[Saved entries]
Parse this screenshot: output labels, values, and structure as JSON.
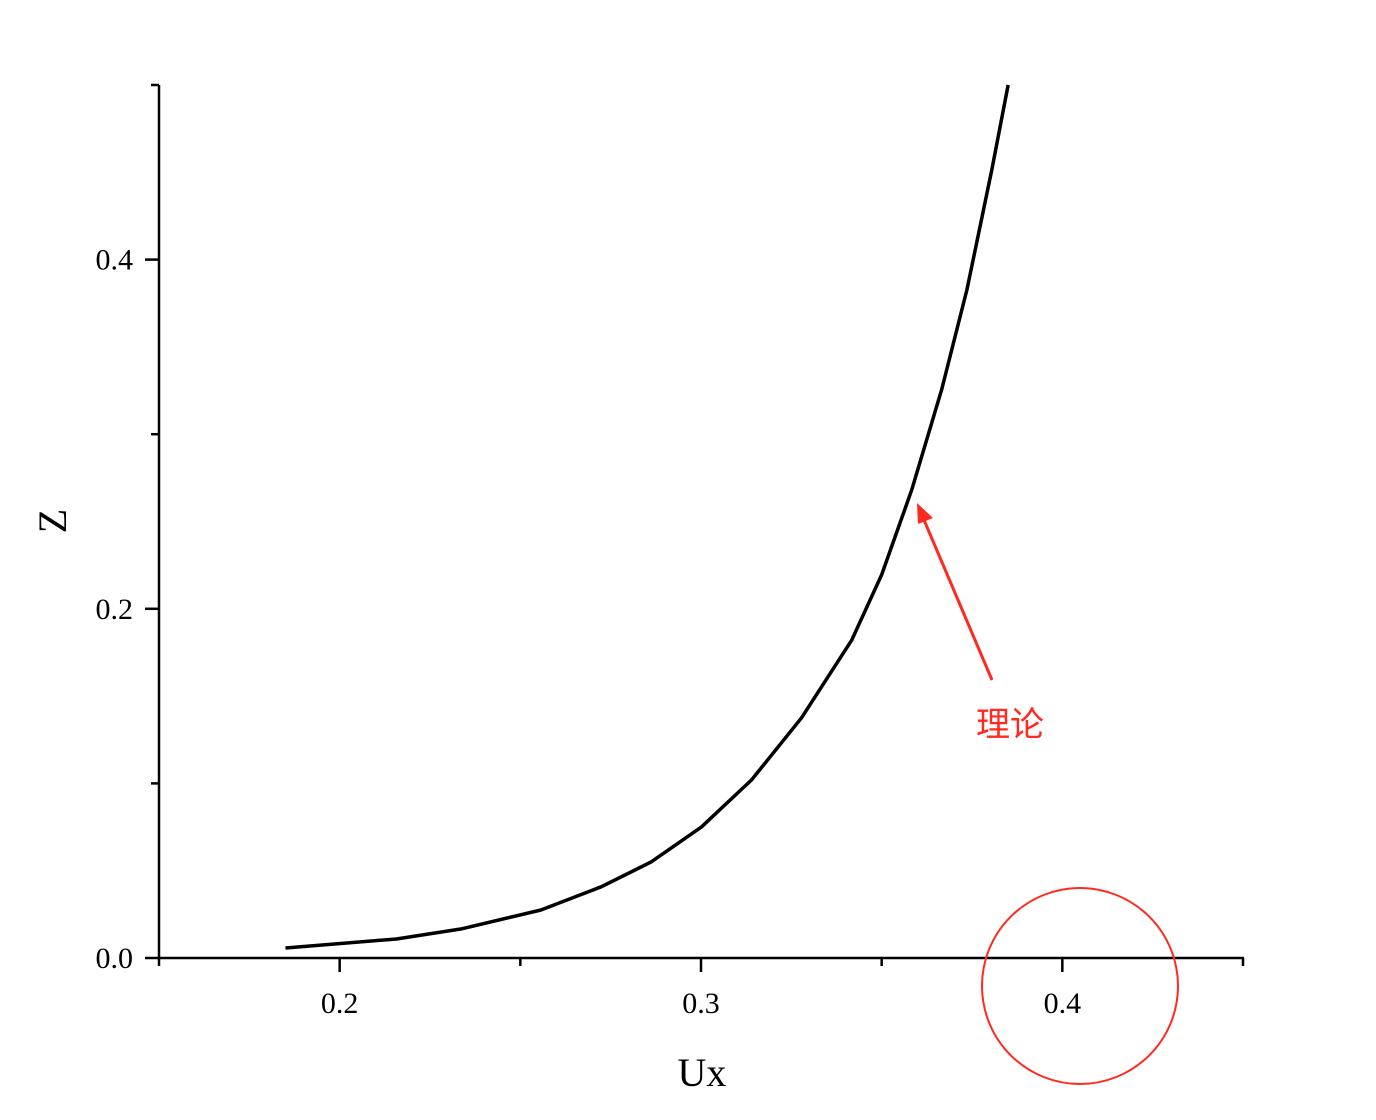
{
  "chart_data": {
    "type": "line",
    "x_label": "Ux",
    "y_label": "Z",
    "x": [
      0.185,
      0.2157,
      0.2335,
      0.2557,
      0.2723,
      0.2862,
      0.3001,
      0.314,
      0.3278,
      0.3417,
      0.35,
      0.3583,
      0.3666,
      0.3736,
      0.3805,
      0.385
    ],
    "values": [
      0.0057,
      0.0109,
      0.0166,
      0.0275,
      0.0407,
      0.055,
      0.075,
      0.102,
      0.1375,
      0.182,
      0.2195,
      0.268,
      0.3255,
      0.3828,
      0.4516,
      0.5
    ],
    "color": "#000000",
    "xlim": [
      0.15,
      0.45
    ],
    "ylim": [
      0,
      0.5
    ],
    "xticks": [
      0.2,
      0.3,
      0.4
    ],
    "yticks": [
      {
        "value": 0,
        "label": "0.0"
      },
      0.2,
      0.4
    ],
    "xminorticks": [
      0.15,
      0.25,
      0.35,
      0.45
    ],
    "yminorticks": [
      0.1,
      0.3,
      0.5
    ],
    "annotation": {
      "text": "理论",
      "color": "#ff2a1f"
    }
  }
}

What needs to be done
Copy all the entries word for word. Omit any pictures.

Solution below
Parse this screenshot: output labels, values, and structure as JSON.
{
  "chart_data": {
    "type": "line",
    "x_label": "Ux",
    "y_label": "Z",
    "x": [
      0.185,
      0.2157,
      0.2335,
      0.2557,
      0.2723,
      0.2862,
      0.3001,
      0.314,
      0.3278,
      0.3417,
      0.35,
      0.3583,
      0.3666,
      0.3736,
      0.3805,
      0.385
    ],
    "values": [
      0.0057,
      0.0109,
      0.0166,
      0.0275,
      0.0407,
      0.055,
      0.075,
      0.102,
      0.1375,
      0.182,
      0.2195,
      0.268,
      0.3255,
      0.3828,
      0.4516,
      0.5
    ],
    "color": "#000000",
    "xlim": [
      0.15,
      0.45
    ],
    "ylim": [
      0,
      0.5
    ],
    "xticks": [
      0.2,
      0.3,
      0.4
    ],
    "yticks": [
      {
        "value": 0,
        "label": "0.0"
      },
      0.2,
      0.4
    ],
    "xminorticks": [
      0.15,
      0.25,
      0.35,
      0.45
    ],
    "yminorticks": [
      0.1,
      0.3,
      0.5
    ],
    "annotation": {
      "text": "理论",
      "color": "#ff2a1f"
    }
  }
}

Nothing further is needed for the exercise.